(Items from a figure collection)
************
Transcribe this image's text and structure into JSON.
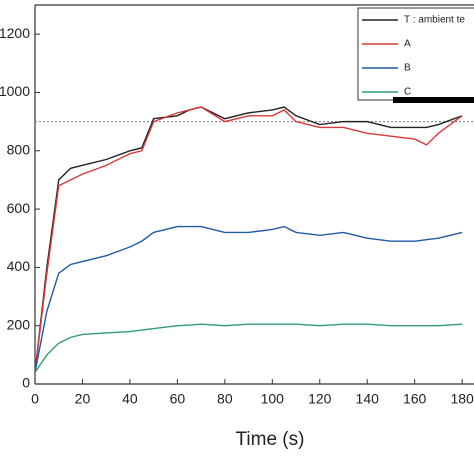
{
  "chart_data": {
    "type": "line",
    "x_label": "Time (s)",
    "x": [
      0,
      5,
      10,
      15,
      20,
      30,
      40,
      45,
      50,
      60,
      65,
      70,
      80,
      90,
      100,
      105,
      110,
      120,
      130,
      140,
      150,
      160,
      165,
      170,
      180
    ],
    "series": [
      {
        "name": "T : ambient te",
        "color": "#222222",
        "values": [
          40,
          400,
          700,
          740,
          750,
          770,
          800,
          810,
          910,
          920,
          940,
          950,
          910,
          930,
          940,
          950,
          920,
          890,
          900,
          900,
          880,
          880,
          880,
          890,
          920
        ]
      },
      {
        "name": "A",
        "color": "#d9383a",
        "values": [
          40,
          380,
          680,
          700,
          720,
          750,
          790,
          800,
          900,
          930,
          940,
          950,
          900,
          920,
          920,
          940,
          900,
          880,
          880,
          860,
          850,
          840,
          820,
          860,
          920
        ]
      },
      {
        "name": "B",
        "color": "#1f5aa6",
        "values": [
          40,
          250,
          380,
          410,
          420,
          440,
          470,
          490,
          520,
          540,
          540,
          540,
          520,
          520,
          530,
          540,
          520,
          510,
          520,
          500,
          490,
          490,
          495,
          500,
          520
        ]
      },
      {
        "name": "C",
        "color": "#2e9b7a",
        "values": [
          40,
          100,
          140,
          160,
          170,
          175,
          180,
          185,
          190,
          200,
          202,
          205,
          200,
          205,
          205,
          205,
          205,
          200,
          205,
          205,
          200,
          200,
          200,
          200,
          205
        ]
      }
    ],
    "reference_line": 900,
    "xlim": [
      0,
      185
    ],
    "xticks": [
      0,
      20,
      40,
      60,
      80,
      100,
      120,
      140,
      160,
      180
    ],
    "ylim": [
      0,
      1300
    ],
    "yticks": [
      0,
      200,
      400,
      600,
      800,
      1000,
      1200
    ]
  }
}
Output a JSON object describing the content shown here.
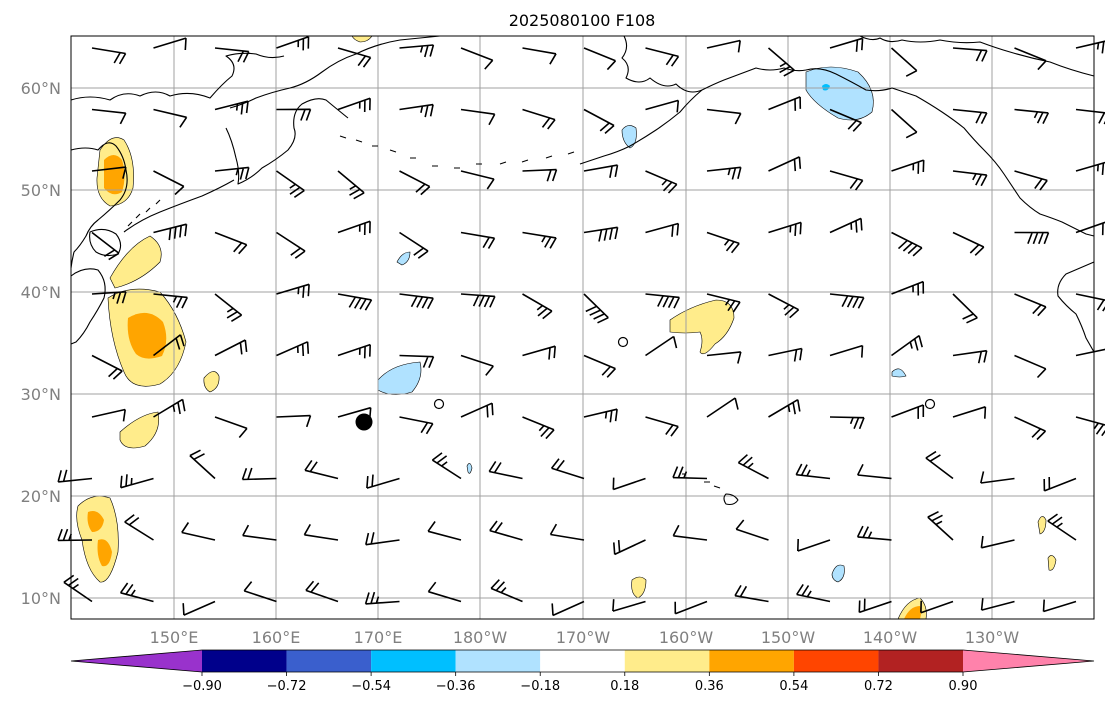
{
  "title": "2025080100 F108",
  "colors": {
    "neg090": "#9932cc",
    "neg072": "#00008b",
    "neg054": "#3a5fcd",
    "neg036": "#00bfff",
    "neg018": "#b0e2ff",
    "neutral": "#ffffff",
    "pos018": "#ffec8b",
    "pos036": "#ffa500",
    "pos054": "#ff4500",
    "pos072": "#b22222",
    "pos090": "#ff82ab"
  },
  "chart_data": {
    "type": "map",
    "title": "2025080100 F108",
    "lon_ticks": [
      "150°E",
      "160°E",
      "170°E",
      "180°W",
      "170°W",
      "160°W",
      "150°W",
      "140°W",
      "130°W"
    ],
    "lat_ticks": [
      "10°N",
      "20°N",
      "30°N",
      "40°N",
      "50°N",
      "60°N"
    ],
    "grid": true,
    "colorbar": {
      "levels": [
        "−0.90",
        "−0.72",
        "−0.54",
        "−0.36",
        "−0.18",
        "0.18",
        "0.36",
        "0.54",
        "0.72",
        "0.90"
      ],
      "extend": "both",
      "colors": [
        "#9932cc",
        "#00008b",
        "#3a5fcd",
        "#00bfff",
        "#b0e2ff",
        "#ffffff",
        "#ffec8b",
        "#ffa500",
        "#ff4500",
        "#b22222",
        "#ff82ab"
      ]
    },
    "marker": {
      "lon": 171.5,
      "lat": 27.5,
      "label": ""
    }
  }
}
************
Task objective
Copy out each line exactly, without the pictures.

Written solution
Transcribe this image's text and structure into JSON.
{
  "chart_data": {
    "type": "line",
    "x_label": "Time (s)",
    "x": [
      0,
      5,
      10,
      15,
      20,
      30,
      40,
      45,
      50,
      60,
      65,
      70,
      80,
      90,
      100,
      105,
      110,
      120,
      130,
      140,
      150,
      160,
      165,
      170,
      180
    ],
    "series": [
      {
        "name": "T : ambient te",
        "color": "#222222",
        "values": [
          40,
          400,
          700,
          740,
          750,
          770,
          800,
          810,
          910,
          920,
          940,
          950,
          910,
          930,
          940,
          950,
          920,
          890,
          900,
          900,
          880,
          880,
          880,
          890,
          920
        ]
      },
      {
        "name": "A",
        "color": "#d9383a",
        "values": [
          40,
          380,
          680,
          700,
          720,
          750,
          790,
          800,
          900,
          930,
          940,
          950,
          900,
          920,
          920,
          940,
          900,
          880,
          880,
          860,
          850,
          840,
          820,
          860,
          920
        ]
      },
      {
        "name": "B",
        "color": "#1f5aa6",
        "values": [
          40,
          250,
          380,
          410,
          420,
          440,
          470,
          490,
          520,
          540,
          540,
          540,
          520,
          520,
          530,
          540,
          520,
          510,
          520,
          500,
          490,
          490,
          495,
          500,
          520
        ]
      },
      {
        "name": "C",
        "color": "#2e9b7a",
        "values": [
          40,
          100,
          140,
          160,
          170,
          175,
          180,
          185,
          190,
          200,
          202,
          205,
          200,
          205,
          205,
          205,
          205,
          200,
          205,
          205,
          200,
          200,
          200,
          200,
          205
        ]
      }
    ],
    "reference_line": 900,
    "xlim": [
      0,
      185
    ],
    "xticks": [
      0,
      20,
      40,
      60,
      80,
      100,
      120,
      140,
      160,
      180
    ],
    "ylim": [
      0,
      1300
    ],
    "yticks": [
      0,
      200,
      400,
      600,
      800,
      1000,
      1200
    ]
  }
}
Output a JSON object describing the content shown here.
{
  "title": "2025080100 F108",
  "colors": {
    "neg090": "#9932cc",
    "neg072": "#00008b",
    "neg054": "#3a5fcd",
    "neg036": "#00bfff",
    "neg018": "#b0e2ff",
    "neutral": "#ffffff",
    "pos018": "#ffec8b",
    "pos036": "#ffa500",
    "pos054": "#ff4500",
    "pos072": "#b22222",
    "pos090": "#ff82ab"
  },
  "chart_data": {
    "type": "map",
    "title": "2025080100 F108",
    "lon_ticks": [
      "150°E",
      "160°E",
      "170°E",
      "180°W",
      "170°W",
      "160°W",
      "150°W",
      "140°W",
      "130°W"
    ],
    "lat_ticks": [
      "10°N",
      "20°N",
      "30°N",
      "40°N",
      "50°N",
      "60°N"
    ],
    "grid": true,
    "colorbar": {
      "levels": [
        "−0.90",
        "−0.72",
        "−0.54",
        "−0.36",
        "−0.18",
        "0.18",
        "0.36",
        "0.54",
        "0.72",
        "0.90"
      ],
      "extend": "both",
      "colors": [
        "#9932cc",
        "#00008b",
        "#3a5fcd",
        "#00bfff",
        "#b0e2ff",
        "#ffffff",
        "#ffec8b",
        "#ffa500",
        "#ff4500",
        "#b22222",
        "#ff82ab"
      ]
    },
    "marker": {
      "lon": 171.5,
      "lat": 27.5,
      "label": ""
    }
  }
}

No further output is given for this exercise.